Job:
Within the material below, find each line bearing the word "JSON" and present it.

Data lines:
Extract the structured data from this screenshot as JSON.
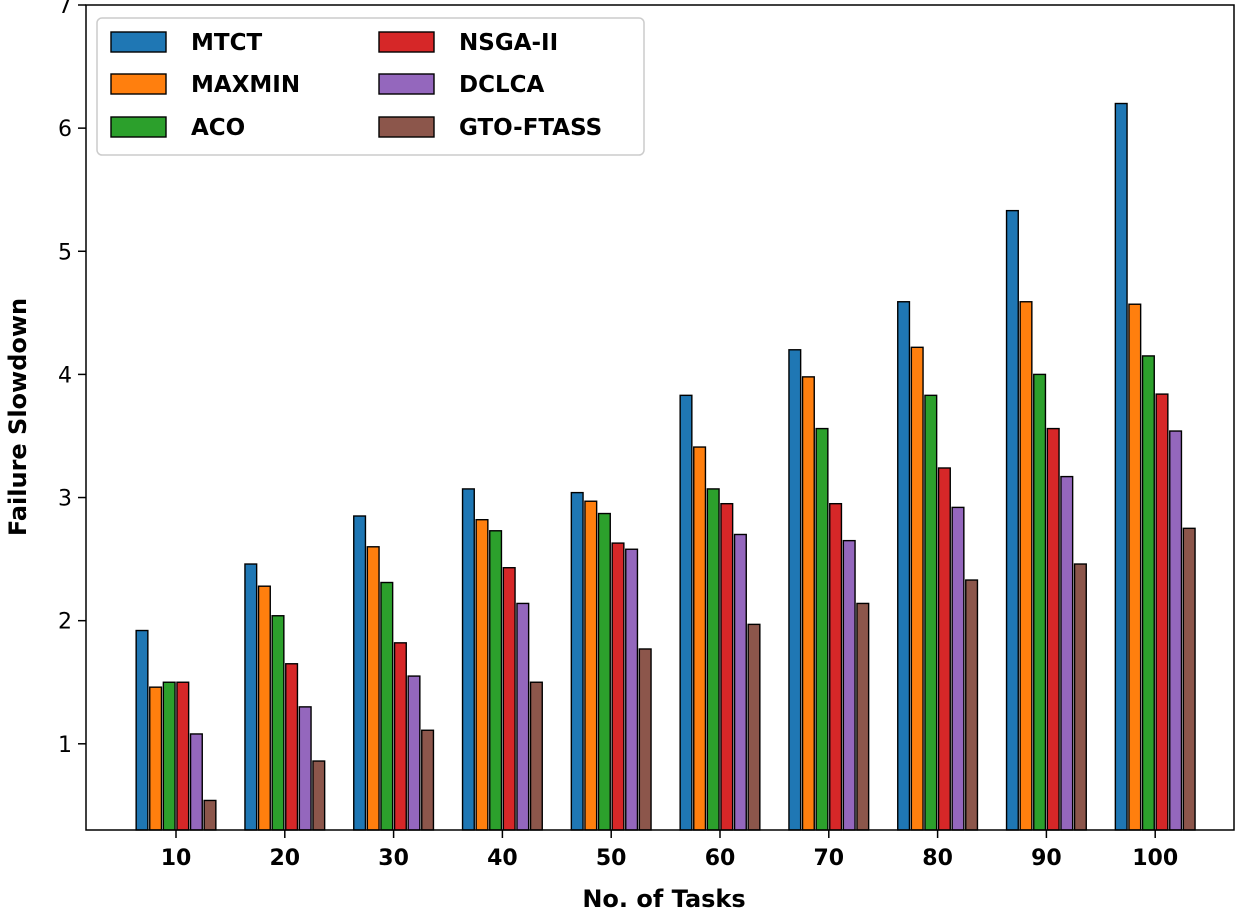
{
  "chart_data": {
    "type": "bar",
    "title": "",
    "xlabel": "No. of Tasks",
    "ylabel": "Failure Slowdown",
    "categories": [
      "10",
      "20",
      "30",
      "40",
      "50",
      "60",
      "70",
      "80",
      "90",
      "100"
    ],
    "ylim": [
      0.3,
      7.0
    ],
    "yticks": [
      1,
      2,
      3,
      4,
      5,
      6,
      7
    ],
    "grid": false,
    "legend_position": "top-left",
    "legend_columns": 2,
    "series": [
      {
        "name": "MTCT",
        "color": "#1f77b4",
        "values": [
          1.92,
          2.46,
          2.85,
          3.07,
          3.04,
          3.83,
          4.2,
          4.59,
          5.33,
          6.2
        ]
      },
      {
        "name": "MAXMIN",
        "color": "#ff7f0e",
        "values": [
          1.46,
          2.28,
          2.6,
          2.82,
          2.97,
          3.41,
          3.98,
          4.22,
          4.59,
          4.57
        ]
      },
      {
        "name": "ACO",
        "color": "#2ca02c",
        "values": [
          1.5,
          2.04,
          2.31,
          2.73,
          2.87,
          3.07,
          3.56,
          3.83,
          4.0,
          4.15
        ]
      },
      {
        "name": "NSGA-II",
        "color": "#d62728",
        "values": [
          1.5,
          1.65,
          1.82,
          2.43,
          2.63,
          2.95,
          2.95,
          3.24,
          3.56,
          3.84
        ]
      },
      {
        "name": "DCLCA",
        "color": "#9467bd",
        "values": [
          1.08,
          1.3,
          1.55,
          2.14,
          2.58,
          2.7,
          2.65,
          2.92,
          3.17,
          3.54
        ]
      },
      {
        "name": "GTO-FTASS",
        "color": "#8c564b",
        "values": [
          0.54,
          0.86,
          1.11,
          1.5,
          1.77,
          1.97,
          2.14,
          2.33,
          2.46,
          2.75
        ]
      }
    ]
  }
}
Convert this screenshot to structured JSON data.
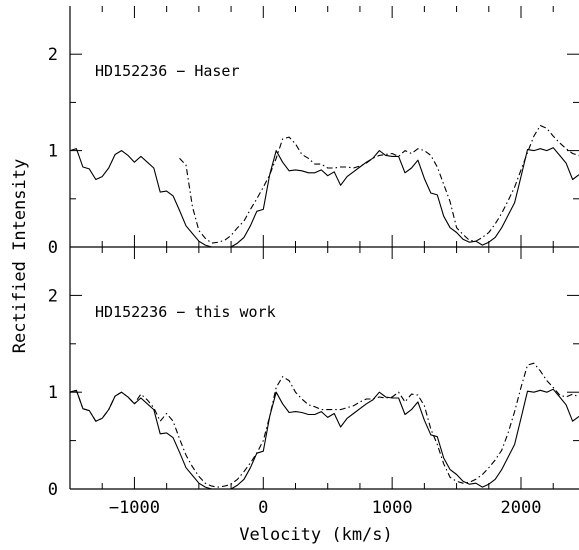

Solution to this exercise:
Extract the structured data from this screenshot as JSON.
Convert this screenshot to structured JSON data.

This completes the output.